Exact reproduction of the data is required, with images excluded.
** START OF DATA SHOWN **
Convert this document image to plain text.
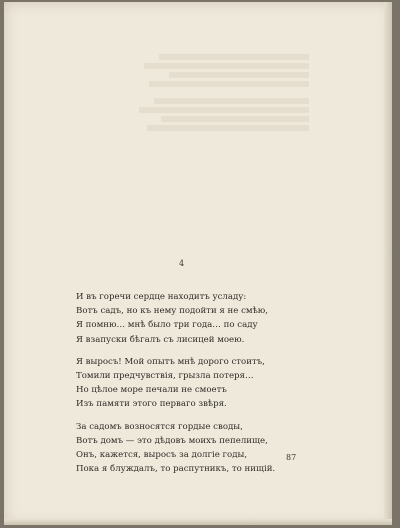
4
И въ горечи сердце находитъ усладу:
Вотъ садъ, но къ нему подойти я не смѣю,
Я помню… мнѣ было три года… по саду
Я взапуски бѣгалъ съ лисицей моею.
Я выросъ! Мой опытъ мнѣ дорого стоитъ,
Томили предчувствія, грызла потеря…
Но цѣлое море печали не смоетъ
Изъ памяти этого перваго звѣря.
За садомъ возносятся гордые своды,
Вотъ домъ — это дѣдовъ моихъ пепелище,
Онъ, кажется, выросъ за долгіе годы,
Пока я блуждалъ, то распутникъ, то нищій.
87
** END OF DATA SHOWN **
*THE REPLY*:
Convert this document image to plain text.
4
И въ горечи сердце находитъ усладу:
Вотъ садъ, но къ нему подойти я не смѣю,
Я помню… мнѣ было три года… по саду
Я взапуски бѣгалъ съ лисицей моею.
Я выросъ! Мой опытъ мнѣ дорого стоитъ,
Томили предчувствія, грызла потеря…
Но цѣлое море печали не смоетъ
Изъ памяти этого перваго звѣря.
За садомъ возносятся гордые своды,
Вотъ домъ — это дѣдовъ моихъ пепелище,
Онъ, кажется, выросъ за долгіе годы,
Пока я блуждалъ, то распутникъ, то нищій.
87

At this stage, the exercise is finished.